> [STATED EXERCISE] Switch each "phase-term" in the data that follows to "phase-label", and write out all the lines again with nothing else altered.
##########
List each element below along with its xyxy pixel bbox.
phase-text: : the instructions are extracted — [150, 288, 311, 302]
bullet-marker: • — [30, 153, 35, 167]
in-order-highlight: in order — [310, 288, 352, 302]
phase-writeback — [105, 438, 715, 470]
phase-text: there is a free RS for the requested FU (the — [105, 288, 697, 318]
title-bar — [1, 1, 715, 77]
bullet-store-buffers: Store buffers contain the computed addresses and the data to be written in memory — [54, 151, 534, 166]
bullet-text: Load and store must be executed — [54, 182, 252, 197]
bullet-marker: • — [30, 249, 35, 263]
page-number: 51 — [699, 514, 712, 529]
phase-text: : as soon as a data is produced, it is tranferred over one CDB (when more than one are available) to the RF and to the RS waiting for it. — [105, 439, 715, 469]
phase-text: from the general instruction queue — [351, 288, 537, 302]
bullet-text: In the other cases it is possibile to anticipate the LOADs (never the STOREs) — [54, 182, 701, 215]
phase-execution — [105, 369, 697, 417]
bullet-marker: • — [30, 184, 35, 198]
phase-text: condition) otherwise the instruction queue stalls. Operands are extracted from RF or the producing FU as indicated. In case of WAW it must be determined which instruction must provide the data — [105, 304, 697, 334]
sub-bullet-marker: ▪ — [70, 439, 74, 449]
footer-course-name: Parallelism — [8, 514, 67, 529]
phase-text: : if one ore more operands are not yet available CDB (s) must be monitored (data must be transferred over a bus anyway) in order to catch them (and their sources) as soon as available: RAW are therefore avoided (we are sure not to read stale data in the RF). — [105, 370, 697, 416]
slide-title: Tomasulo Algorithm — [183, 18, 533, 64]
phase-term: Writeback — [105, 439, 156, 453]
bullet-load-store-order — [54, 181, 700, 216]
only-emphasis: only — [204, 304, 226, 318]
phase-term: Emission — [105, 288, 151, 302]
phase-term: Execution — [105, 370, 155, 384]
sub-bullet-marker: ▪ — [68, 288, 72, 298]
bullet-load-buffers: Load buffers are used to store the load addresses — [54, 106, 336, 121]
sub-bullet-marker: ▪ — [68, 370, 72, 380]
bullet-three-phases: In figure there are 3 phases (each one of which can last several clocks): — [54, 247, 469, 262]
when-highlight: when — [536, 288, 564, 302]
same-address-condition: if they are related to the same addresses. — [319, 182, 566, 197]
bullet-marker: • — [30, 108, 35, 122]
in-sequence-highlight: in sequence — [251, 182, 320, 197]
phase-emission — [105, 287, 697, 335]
##########
> [FULL OUTPUT]
List each element below along with its xyxy pixel bbox.
phase-text: : the instructions are extracted — [150, 288, 311, 302]
bullet-marker: • — [30, 153, 35, 167]
in-order-highlight: in order — [310, 288, 352, 302]
phase-writeback — [105, 438, 715, 470]
phase-text: there is a free RS for the requested FU (the — [105, 288, 697, 318]
title-bar — [1, 1, 715, 77]
bullet-store-buffers: Store buffers contain the computed addresses and the data to be written in memory — [54, 151, 534, 166]
bullet-text: Load and store must be executed — [54, 182, 252, 197]
bullet-marker: • — [30, 249, 35, 263]
page-number: 51 — [699, 514, 712, 529]
phase-text: : as soon as a data is produced, it is tranferred over one CDB (when more than one are available) to the RF and to the RS waiting for it. — [105, 439, 715, 469]
phase-text: from the general instruction queue — [351, 288, 537, 302]
bullet-text: In the other cases it is possibile to anticipate the LOADs (never the STOREs) — [54, 182, 701, 215]
phase-execution — [105, 369, 697, 417]
bullet-marker: • — [30, 184, 35, 198]
phase-text: condition) otherwise the instruction queue stalls. Operands are extracted from RF or the producing FU as indicated. In case of WAW it must be determined which instruction must provide the data — [105, 304, 697, 334]
sub-bullet-marker: ▪ — [70, 439, 74, 449]
footer-course-name: Parallelism — [8, 514, 67, 529]
phase-text: : if one ore more operands are not yet available CDB (s) must be monitored (data must be transferred over a bus anyway) in order to catch them (and their sources) as soon as available: RAW are therefore avoided (we are sure not to read stale data in the RF). — [105, 370, 697, 416]
slide-title: Tomasulo Algorithm — [183, 18, 533, 64]
phase-label: Writeback — [105, 439, 156, 453]
bullet-load-store-order — [54, 181, 700, 216]
only-emphasis: only — [204, 304, 226, 318]
phase-label: Emission — [105, 288, 151, 302]
phase-label: Execution — [105, 370, 155, 384]
sub-bullet-marker: ▪ — [68, 288, 72, 298]
bullet-load-buffers: Load buffers are used to store the load addresses — [54, 106, 336, 121]
sub-bullet-marker: ▪ — [68, 370, 72, 380]
bullet-three-phases: In figure there are 3 phases (each one of which can last several clocks): — [54, 247, 469, 262]
when-highlight: when — [536, 288, 564, 302]
same-address-condition: if they are related to the same addresses. — [319, 182, 566, 197]
bullet-marker: • — [30, 108, 35, 122]
in-sequence-highlight: in sequence — [251, 182, 320, 197]
phase-emission — [105, 287, 697, 335]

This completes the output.